[begin RECORDS FOR THE EXERCISE]

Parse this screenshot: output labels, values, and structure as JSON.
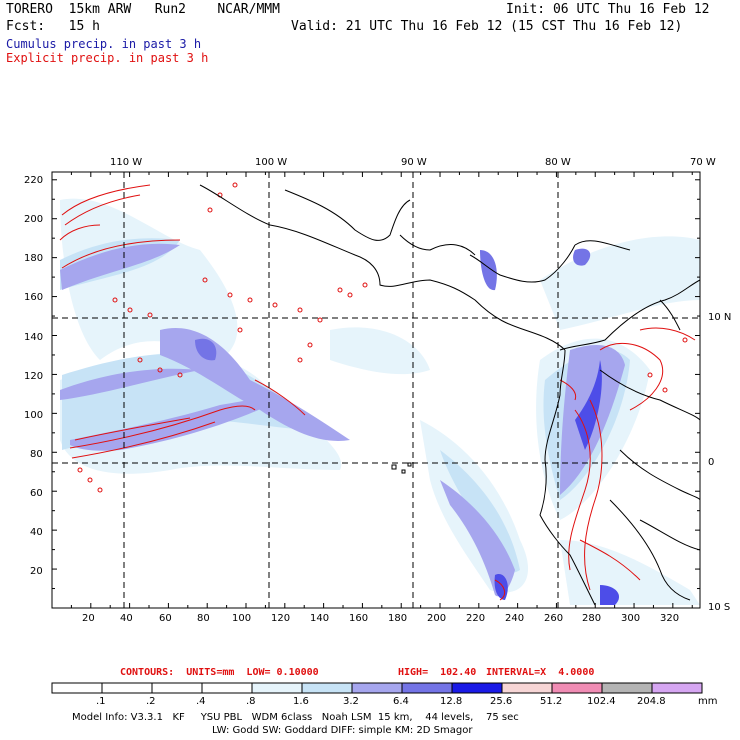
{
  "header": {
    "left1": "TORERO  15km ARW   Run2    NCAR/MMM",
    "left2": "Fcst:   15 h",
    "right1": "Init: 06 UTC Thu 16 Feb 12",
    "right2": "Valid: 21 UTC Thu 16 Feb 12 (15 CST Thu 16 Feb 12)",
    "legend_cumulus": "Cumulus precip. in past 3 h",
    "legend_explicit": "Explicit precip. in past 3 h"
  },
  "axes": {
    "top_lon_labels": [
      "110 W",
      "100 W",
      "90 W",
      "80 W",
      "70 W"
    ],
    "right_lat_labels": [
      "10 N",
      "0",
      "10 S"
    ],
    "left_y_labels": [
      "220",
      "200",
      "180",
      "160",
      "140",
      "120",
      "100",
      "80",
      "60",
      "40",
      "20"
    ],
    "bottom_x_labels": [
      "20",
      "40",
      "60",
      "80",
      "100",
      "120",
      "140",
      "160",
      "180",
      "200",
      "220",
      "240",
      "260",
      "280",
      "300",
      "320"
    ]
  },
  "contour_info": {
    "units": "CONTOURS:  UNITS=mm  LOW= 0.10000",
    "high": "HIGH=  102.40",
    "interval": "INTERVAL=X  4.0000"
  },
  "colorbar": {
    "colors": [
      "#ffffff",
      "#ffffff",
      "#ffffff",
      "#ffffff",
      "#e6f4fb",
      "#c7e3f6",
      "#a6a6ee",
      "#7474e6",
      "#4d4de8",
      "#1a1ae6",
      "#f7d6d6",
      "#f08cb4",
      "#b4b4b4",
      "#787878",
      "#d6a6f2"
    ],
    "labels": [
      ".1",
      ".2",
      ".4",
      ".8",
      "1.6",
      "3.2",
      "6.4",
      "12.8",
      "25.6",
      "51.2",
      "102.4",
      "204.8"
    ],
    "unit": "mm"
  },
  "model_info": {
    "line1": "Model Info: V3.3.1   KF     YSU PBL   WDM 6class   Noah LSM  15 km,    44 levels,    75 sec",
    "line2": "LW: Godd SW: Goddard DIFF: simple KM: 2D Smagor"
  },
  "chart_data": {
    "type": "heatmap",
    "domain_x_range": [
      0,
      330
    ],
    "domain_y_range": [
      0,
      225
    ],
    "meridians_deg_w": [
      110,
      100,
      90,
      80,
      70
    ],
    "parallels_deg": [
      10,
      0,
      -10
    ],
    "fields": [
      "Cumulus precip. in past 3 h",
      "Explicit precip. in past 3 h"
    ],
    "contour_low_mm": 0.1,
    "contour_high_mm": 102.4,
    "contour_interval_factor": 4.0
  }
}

[end RECORDS FOR THE EXERCISE]
[begin RECORDS FOR THE EXERCISE]

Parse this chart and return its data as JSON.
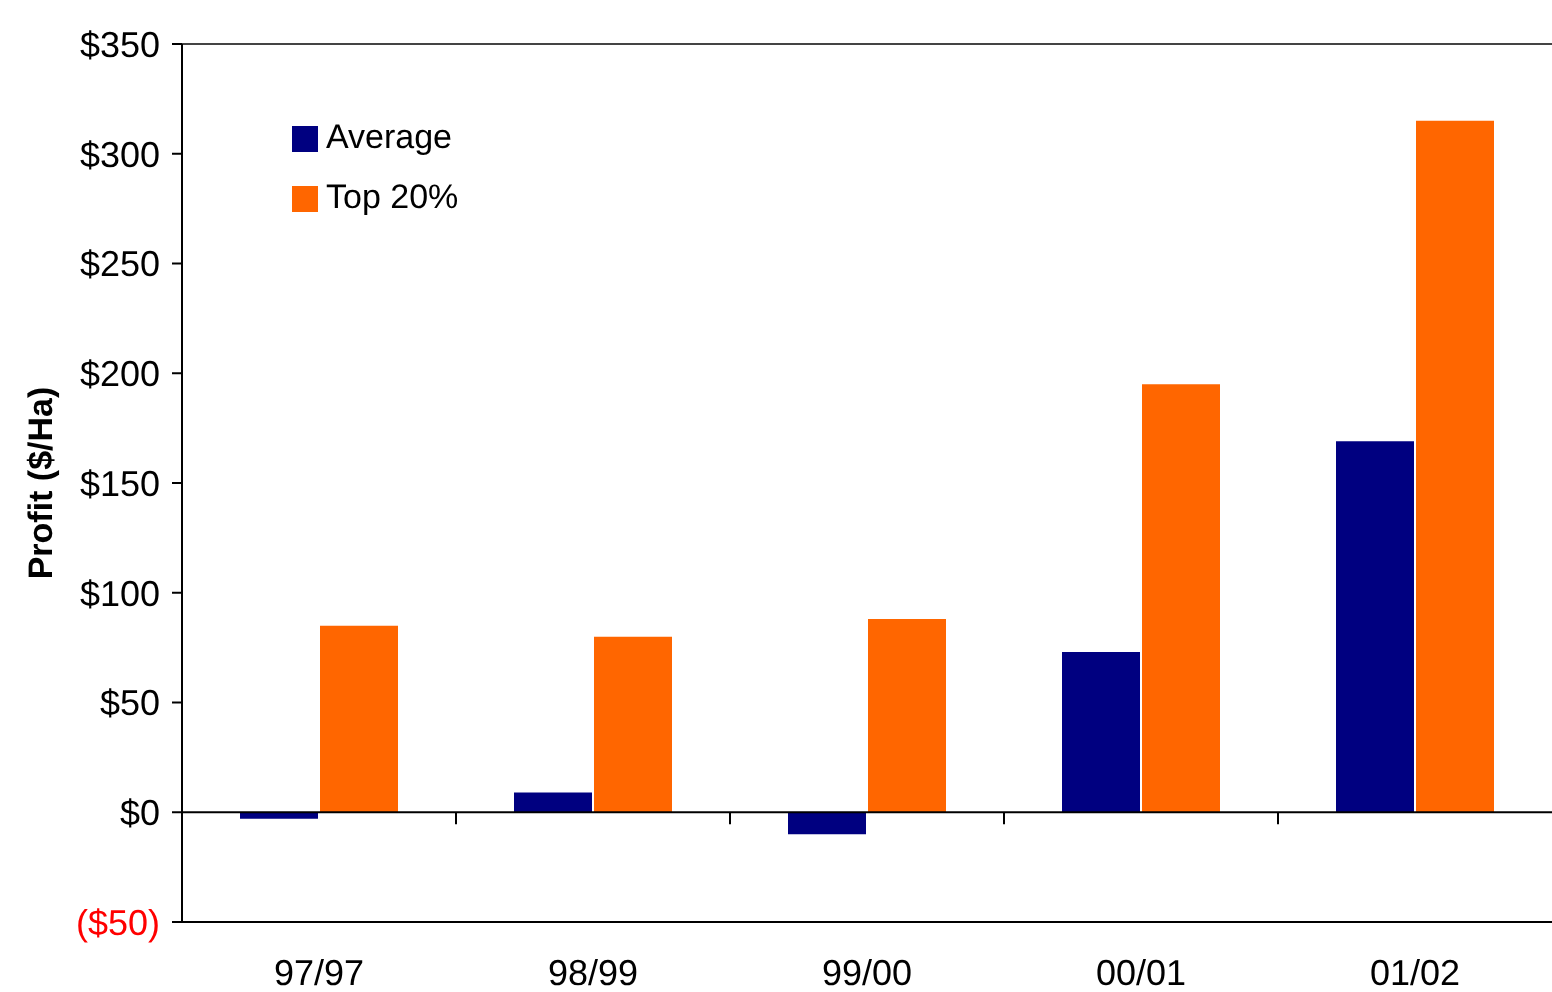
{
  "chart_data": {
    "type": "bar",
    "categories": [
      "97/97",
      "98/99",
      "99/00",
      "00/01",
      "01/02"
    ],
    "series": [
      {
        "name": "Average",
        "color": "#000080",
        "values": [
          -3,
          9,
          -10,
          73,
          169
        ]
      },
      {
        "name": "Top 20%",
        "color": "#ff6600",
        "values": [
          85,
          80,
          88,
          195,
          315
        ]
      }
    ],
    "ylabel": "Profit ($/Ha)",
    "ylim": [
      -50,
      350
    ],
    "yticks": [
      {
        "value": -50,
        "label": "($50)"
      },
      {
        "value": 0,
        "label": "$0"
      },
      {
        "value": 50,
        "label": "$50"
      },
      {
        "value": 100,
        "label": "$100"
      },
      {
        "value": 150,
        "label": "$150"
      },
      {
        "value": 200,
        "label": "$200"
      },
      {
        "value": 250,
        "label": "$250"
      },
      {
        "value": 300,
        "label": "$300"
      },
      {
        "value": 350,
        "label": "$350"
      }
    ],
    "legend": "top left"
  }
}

[end RECORDS FOR THE EXERCISE]

DESCRIPTION OF THE TASK: Gather up every line from the listing above in which the word "Explicit" occurs.

PROBLEM SOLUTION:
    "legend_explicit": "Explicit precip. in past 3 h"
      "Explicit precip. in past 3 h"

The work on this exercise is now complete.